Records shown:
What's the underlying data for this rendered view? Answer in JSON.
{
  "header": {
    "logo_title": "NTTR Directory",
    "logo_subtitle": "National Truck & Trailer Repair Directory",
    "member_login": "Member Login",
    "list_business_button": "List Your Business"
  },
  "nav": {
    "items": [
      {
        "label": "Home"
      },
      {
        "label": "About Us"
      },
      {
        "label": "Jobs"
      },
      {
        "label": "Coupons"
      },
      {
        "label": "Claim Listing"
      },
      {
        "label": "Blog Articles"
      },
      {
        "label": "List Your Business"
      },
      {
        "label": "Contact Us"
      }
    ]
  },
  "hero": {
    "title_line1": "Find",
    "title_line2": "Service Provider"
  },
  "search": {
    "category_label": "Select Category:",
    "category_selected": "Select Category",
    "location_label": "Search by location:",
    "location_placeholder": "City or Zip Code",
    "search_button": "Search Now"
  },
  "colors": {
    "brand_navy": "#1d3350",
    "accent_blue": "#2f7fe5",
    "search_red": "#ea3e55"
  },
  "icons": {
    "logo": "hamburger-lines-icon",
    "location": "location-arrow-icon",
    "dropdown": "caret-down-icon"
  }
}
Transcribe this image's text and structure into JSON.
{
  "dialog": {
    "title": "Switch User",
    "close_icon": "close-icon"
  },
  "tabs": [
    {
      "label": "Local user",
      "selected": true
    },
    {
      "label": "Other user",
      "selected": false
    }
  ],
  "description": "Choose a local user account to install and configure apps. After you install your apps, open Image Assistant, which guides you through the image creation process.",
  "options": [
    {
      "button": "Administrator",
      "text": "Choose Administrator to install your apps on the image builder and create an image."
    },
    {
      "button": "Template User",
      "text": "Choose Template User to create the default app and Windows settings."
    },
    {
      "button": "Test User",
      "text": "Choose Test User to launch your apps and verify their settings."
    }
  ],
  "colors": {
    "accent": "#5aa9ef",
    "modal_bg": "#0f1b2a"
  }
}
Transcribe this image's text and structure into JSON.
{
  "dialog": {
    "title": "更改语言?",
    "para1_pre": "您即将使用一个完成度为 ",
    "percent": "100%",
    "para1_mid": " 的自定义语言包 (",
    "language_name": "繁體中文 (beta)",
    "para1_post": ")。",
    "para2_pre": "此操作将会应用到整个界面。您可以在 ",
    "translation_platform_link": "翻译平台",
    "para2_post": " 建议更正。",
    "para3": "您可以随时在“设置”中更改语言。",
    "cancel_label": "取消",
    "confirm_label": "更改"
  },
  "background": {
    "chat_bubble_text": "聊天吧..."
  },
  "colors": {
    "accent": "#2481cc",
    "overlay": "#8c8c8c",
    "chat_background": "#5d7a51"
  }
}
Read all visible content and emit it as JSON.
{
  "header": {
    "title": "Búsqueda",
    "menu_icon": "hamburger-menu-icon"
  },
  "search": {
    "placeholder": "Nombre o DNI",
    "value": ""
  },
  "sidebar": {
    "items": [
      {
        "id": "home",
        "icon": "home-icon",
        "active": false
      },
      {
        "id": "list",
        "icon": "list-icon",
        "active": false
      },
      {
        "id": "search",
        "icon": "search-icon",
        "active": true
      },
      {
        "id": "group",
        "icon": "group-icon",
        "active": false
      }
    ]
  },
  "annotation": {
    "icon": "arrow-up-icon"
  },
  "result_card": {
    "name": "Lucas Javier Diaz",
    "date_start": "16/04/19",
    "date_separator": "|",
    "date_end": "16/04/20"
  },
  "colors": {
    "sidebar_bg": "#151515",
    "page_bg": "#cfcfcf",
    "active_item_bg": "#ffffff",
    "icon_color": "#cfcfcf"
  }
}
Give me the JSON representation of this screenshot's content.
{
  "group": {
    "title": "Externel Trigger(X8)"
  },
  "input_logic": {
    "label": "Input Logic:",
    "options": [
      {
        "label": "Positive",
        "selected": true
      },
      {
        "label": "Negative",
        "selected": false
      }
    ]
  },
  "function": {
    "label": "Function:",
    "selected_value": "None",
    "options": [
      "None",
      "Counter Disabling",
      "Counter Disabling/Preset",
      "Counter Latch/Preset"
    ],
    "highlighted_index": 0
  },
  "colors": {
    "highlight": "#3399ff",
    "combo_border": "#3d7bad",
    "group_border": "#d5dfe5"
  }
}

Problem to solve: Locate all lines in the listing above with the word "apps" and copy them.

Completed exercise:
  "description": "Choose a local user account to install and configure apps. After you install your apps, open Image Assistant, which guides you through the image creation process.",
      "text": "Choose Administrator to install your apps on the image builder and create an image."
      "text": "Choose Test User to launch your apps and verify their settings."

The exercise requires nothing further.